** start **

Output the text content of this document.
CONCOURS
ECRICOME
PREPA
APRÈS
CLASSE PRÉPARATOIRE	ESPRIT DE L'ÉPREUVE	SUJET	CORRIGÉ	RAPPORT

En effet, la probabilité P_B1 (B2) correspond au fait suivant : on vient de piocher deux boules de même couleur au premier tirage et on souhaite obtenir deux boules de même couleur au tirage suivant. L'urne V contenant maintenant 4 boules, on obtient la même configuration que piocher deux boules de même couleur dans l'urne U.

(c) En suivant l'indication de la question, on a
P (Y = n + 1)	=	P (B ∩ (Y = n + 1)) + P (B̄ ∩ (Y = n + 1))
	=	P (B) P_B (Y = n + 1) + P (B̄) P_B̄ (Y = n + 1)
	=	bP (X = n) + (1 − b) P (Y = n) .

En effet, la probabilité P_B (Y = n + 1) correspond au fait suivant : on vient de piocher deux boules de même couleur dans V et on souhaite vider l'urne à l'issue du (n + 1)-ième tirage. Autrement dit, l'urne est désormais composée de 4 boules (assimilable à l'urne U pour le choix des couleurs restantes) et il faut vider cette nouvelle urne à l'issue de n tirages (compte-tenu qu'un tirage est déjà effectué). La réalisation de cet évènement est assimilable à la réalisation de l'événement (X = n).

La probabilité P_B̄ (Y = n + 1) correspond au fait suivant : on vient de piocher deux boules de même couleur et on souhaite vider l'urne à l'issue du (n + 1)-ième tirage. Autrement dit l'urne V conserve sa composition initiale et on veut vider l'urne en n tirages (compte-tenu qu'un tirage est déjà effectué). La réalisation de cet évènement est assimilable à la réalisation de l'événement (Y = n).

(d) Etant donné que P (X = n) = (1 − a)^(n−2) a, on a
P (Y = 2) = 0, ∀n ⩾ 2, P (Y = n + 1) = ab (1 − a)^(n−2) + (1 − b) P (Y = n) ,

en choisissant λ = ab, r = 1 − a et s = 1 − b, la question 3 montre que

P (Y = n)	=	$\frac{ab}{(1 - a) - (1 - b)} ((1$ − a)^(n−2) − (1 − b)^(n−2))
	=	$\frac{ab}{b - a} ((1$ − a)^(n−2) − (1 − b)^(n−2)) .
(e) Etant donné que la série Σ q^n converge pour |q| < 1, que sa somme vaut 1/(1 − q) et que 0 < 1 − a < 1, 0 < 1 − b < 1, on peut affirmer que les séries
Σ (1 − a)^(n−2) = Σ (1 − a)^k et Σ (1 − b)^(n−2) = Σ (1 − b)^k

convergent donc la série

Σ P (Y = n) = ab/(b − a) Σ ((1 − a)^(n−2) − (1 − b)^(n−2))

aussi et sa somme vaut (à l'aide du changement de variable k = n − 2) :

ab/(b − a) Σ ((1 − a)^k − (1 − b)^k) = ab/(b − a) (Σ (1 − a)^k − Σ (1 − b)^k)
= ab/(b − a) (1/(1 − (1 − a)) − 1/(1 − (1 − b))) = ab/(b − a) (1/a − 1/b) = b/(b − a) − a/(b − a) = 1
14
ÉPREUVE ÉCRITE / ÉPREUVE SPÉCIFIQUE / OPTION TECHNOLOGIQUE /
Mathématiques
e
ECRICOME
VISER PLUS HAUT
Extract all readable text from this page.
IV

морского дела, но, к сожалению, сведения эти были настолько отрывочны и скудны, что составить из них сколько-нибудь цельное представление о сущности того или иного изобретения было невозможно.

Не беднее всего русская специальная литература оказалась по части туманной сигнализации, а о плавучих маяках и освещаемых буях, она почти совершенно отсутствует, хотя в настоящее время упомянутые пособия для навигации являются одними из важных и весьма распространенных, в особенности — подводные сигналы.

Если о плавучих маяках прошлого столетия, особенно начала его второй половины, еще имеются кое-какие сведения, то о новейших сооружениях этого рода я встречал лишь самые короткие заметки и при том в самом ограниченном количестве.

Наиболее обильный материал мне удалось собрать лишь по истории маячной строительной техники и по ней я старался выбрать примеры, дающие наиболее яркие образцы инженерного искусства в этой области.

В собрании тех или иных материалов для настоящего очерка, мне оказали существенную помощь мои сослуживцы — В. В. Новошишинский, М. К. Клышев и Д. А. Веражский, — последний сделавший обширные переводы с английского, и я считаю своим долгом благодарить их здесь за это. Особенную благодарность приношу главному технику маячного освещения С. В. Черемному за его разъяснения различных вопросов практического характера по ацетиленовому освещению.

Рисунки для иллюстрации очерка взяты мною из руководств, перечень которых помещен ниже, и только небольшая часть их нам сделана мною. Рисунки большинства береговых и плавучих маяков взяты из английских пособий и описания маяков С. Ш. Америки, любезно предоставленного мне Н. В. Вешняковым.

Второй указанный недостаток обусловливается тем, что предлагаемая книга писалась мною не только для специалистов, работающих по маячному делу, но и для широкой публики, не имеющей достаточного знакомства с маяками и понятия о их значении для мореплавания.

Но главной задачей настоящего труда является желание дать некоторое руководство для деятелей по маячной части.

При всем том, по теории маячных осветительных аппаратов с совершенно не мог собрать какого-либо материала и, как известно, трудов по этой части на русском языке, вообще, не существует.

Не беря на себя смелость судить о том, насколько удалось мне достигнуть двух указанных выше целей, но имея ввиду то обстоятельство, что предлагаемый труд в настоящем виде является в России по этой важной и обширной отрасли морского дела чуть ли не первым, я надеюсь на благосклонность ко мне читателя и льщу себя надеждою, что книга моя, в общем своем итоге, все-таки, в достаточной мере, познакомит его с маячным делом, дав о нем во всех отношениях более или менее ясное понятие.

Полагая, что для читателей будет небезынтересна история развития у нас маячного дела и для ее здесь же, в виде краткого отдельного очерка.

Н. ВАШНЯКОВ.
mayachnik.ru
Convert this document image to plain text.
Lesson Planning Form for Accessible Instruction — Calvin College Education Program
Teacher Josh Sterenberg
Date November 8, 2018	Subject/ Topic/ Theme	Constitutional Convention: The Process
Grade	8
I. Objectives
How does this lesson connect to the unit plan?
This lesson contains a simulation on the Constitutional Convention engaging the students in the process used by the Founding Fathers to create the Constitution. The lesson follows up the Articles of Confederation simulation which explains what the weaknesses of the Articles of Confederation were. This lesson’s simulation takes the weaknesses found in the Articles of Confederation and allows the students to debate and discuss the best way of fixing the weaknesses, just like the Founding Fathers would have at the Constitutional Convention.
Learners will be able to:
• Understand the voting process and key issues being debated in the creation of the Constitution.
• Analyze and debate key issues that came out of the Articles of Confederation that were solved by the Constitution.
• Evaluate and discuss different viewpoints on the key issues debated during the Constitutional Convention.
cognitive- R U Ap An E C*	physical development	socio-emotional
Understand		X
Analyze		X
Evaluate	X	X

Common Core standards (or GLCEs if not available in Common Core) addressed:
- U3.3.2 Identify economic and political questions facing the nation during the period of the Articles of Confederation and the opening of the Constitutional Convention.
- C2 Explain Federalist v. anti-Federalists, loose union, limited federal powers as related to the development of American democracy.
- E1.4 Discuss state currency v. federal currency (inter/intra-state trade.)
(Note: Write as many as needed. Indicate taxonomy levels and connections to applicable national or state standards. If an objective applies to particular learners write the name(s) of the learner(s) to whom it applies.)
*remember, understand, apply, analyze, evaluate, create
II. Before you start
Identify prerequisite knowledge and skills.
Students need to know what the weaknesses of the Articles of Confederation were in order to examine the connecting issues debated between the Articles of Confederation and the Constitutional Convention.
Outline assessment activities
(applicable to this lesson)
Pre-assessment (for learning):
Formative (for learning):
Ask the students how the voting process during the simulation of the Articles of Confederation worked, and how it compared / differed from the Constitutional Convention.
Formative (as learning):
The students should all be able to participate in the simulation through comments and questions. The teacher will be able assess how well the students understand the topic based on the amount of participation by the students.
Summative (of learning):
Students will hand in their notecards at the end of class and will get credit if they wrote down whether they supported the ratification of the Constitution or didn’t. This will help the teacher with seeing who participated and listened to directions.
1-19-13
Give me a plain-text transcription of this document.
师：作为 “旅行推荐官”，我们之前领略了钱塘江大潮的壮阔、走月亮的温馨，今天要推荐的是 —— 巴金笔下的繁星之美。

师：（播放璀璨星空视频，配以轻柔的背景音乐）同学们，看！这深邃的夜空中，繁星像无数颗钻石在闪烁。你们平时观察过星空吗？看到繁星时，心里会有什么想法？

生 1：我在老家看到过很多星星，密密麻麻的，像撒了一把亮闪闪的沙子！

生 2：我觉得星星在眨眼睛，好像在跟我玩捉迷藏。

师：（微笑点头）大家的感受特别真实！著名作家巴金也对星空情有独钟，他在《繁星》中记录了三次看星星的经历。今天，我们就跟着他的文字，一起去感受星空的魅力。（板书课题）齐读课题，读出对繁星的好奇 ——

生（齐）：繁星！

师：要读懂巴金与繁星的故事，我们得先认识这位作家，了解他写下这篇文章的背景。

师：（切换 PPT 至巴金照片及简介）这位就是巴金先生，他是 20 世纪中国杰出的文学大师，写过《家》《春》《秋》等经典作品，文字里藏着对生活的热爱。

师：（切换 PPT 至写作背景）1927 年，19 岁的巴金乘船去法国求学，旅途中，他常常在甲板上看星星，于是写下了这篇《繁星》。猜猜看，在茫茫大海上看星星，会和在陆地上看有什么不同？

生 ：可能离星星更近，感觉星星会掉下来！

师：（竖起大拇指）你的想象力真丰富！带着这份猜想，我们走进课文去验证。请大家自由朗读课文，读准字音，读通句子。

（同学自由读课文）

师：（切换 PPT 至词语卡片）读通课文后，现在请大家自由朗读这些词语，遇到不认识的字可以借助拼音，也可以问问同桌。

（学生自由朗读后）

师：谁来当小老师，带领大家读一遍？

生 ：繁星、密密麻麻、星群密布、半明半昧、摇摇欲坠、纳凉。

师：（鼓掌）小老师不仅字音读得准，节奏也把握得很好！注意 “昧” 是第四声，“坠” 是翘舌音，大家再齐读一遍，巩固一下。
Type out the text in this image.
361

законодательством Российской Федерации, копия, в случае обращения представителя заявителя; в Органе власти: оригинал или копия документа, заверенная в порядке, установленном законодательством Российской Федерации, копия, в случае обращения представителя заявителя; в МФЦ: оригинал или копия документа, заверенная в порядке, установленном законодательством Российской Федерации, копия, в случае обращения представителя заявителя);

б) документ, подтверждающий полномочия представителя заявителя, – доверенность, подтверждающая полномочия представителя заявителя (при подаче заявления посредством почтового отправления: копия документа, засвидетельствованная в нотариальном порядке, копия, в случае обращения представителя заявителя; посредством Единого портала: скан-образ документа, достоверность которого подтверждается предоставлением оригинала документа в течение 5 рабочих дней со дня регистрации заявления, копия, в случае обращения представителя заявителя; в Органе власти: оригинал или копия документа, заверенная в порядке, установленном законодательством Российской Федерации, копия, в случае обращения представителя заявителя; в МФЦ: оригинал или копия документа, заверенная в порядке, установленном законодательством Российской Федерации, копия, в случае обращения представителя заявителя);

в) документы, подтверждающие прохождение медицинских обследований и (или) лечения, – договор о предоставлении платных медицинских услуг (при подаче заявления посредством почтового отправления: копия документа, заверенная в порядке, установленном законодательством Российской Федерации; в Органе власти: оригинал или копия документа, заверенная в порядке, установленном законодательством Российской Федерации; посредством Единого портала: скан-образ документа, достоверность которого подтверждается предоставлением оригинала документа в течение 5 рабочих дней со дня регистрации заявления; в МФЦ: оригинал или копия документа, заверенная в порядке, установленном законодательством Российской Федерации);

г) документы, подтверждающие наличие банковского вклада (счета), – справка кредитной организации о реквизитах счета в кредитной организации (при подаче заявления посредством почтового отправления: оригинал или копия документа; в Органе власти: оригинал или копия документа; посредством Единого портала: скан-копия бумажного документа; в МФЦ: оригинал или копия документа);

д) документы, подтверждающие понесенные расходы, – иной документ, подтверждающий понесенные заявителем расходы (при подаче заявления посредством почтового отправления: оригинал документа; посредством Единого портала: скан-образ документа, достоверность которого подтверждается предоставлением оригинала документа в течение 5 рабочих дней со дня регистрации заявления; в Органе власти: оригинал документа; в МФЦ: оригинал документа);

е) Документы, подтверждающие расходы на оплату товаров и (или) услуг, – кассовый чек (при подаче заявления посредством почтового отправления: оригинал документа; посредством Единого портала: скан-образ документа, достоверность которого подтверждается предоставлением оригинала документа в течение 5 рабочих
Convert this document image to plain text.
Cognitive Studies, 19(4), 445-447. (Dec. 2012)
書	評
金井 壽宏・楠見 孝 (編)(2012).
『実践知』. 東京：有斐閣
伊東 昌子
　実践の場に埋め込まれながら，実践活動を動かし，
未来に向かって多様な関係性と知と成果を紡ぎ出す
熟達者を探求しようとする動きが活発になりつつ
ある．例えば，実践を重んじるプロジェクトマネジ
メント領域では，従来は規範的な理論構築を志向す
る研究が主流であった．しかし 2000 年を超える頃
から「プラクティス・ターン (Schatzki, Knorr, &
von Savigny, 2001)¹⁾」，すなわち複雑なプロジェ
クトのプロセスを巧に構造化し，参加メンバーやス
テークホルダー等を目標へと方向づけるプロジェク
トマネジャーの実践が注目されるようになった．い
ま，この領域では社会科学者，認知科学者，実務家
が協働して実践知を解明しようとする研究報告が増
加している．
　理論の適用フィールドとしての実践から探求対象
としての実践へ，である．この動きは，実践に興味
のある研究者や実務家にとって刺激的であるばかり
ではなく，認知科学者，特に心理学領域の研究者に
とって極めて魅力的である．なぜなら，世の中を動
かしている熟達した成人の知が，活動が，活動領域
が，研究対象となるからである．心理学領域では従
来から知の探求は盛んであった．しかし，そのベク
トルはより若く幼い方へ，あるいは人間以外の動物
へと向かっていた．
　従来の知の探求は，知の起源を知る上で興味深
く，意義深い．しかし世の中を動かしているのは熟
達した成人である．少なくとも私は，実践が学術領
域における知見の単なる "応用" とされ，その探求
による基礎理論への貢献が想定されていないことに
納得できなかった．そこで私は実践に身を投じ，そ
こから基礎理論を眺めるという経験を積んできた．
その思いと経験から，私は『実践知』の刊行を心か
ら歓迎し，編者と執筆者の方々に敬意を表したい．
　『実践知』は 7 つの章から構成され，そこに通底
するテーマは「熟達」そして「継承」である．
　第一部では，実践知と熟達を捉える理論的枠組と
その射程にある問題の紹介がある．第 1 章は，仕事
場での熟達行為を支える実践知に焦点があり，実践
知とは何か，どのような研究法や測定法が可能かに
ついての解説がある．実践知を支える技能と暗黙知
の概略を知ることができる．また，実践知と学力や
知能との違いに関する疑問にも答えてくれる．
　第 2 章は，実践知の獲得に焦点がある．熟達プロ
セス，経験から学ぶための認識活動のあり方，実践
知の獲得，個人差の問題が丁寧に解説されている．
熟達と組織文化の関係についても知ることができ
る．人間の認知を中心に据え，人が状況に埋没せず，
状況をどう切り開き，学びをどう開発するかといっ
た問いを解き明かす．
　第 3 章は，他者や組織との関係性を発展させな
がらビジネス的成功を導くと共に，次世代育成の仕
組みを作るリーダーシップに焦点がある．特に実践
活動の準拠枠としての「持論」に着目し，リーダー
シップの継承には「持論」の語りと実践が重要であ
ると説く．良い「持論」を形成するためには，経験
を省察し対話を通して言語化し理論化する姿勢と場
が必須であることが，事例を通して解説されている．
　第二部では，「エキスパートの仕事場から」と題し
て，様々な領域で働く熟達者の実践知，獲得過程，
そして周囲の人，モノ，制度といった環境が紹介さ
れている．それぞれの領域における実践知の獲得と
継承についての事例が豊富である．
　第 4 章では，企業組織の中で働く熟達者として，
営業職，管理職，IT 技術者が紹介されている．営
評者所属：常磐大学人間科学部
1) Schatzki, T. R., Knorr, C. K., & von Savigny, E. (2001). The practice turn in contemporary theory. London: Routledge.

** end **

Find the string "donné" in the records, then copy each line where it occurs.

Response below:
(d) Etant donné que P (X = n) = (1 − a)^(n−2) a, on a
(e) Etant donné que la série Σ q^n converge pour |q| < 1, que sa somme vaut 1/(1 − q) et que 0 < 1 − a < 1, 0 < 1 − b < 1, on peut affirmer que les séries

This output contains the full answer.